Select, from the data, each line where "title" occurs.

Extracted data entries
===============

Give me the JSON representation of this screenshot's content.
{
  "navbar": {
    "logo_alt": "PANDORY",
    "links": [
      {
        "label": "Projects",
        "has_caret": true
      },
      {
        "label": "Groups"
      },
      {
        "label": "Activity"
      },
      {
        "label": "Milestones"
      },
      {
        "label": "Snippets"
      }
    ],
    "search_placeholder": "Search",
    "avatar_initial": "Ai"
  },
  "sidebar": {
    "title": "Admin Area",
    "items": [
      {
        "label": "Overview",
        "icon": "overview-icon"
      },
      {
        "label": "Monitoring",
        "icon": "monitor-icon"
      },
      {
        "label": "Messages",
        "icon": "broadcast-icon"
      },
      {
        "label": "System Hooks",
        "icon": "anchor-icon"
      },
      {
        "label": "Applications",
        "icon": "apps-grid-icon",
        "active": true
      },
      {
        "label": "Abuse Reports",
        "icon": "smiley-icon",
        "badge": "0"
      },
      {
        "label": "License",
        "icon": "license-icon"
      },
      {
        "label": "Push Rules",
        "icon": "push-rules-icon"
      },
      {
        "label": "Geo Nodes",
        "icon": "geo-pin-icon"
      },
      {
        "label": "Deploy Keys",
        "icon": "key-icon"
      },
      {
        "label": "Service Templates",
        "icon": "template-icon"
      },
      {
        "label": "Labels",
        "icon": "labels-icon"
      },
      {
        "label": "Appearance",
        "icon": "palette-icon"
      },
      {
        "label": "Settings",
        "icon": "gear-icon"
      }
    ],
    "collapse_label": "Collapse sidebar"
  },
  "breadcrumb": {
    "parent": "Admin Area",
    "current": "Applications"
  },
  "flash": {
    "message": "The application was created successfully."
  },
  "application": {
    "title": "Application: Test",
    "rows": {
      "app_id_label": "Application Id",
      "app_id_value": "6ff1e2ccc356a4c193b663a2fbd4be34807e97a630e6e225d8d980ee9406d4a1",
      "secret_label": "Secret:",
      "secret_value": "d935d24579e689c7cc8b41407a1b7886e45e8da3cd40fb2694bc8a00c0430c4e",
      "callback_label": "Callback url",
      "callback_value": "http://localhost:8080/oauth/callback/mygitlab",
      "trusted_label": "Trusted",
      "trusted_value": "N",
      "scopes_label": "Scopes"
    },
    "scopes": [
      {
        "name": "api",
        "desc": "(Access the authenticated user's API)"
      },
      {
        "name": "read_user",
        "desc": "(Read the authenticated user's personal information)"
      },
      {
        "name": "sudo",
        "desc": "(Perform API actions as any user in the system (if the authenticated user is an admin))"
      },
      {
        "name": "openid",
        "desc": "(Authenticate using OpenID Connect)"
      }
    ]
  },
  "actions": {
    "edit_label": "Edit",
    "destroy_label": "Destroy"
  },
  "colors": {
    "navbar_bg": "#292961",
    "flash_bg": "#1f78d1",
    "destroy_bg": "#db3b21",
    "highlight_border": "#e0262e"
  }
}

===============

#### WRITTEN RESPONSE
    "title": "Admin Area",
    "title": "Application: Test",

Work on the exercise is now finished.